### EXERCISE PROMPT
Write out the whole listing word for word.

[Records about charts and figures]

+++

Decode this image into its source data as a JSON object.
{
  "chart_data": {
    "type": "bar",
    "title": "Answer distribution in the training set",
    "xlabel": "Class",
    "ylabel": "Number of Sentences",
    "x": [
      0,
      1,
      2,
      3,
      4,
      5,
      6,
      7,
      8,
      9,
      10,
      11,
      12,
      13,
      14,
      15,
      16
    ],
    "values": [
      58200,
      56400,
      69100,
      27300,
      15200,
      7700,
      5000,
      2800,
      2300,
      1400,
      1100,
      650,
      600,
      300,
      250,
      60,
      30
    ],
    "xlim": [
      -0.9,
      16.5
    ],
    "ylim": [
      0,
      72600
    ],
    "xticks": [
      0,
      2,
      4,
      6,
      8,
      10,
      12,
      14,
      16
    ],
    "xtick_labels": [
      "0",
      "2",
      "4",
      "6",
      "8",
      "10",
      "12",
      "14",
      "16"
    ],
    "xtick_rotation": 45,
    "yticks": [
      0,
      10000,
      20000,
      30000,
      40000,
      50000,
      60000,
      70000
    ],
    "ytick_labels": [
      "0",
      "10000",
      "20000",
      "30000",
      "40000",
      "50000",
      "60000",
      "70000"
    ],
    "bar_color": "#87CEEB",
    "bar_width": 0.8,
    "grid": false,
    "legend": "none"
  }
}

+++

### TASK RESPONSE
Decode this image into its source data as a JSON object.
{
  "chart_data": {
    "type": "bar",
    "title": "Answer distribution in the training set",
    "xlabel": "Class",
    "ylabel": "Number of Sentences",
    "x": [
      0,
      1,
      2,
      3,
      4,
      5,
      6,
      7,
      8,
      9,
      10,
      11,
      12,
      13,
      14,
      15,
      16
    ],
    "values": [
      58200,
      56400,
      69100,
      27300,
      15200,
      7700,
      5000,
      2800,
      2300,
      1400,
      1100,
      650,
      600,
      300,
      250,
      60,
      30
    ],
    "xlim": [
      -0.9,
      16.5
    ],
    "ylim": [
      0,
      72600
    ],
    "xticks": [
      0,
      2,
      4,
      6,
      8,
      10,
      12,
      14,
      16
    ],
    "xtick_labels": [
      "0",
      "2",
      "4",
      "6",
      "8",
      "10",
      "12",
      "14",
      "16"
    ],
    "xtick_rotation": 45,
    "yticks": [
      0,
      10000,
      20000,
      30000,
      40000,
      50000,
      60000,
      70000
    ],
    "ytick_labels": [
      "0",
      "10000",
      "20000",
      "30000",
      "40000",
      "50000",
      "60000",
      "70000"
    ],
    "bar_color": "#87CEEB",
    "bar_width": 0.8,
    "grid": false,
    "legend": "none"
  }
}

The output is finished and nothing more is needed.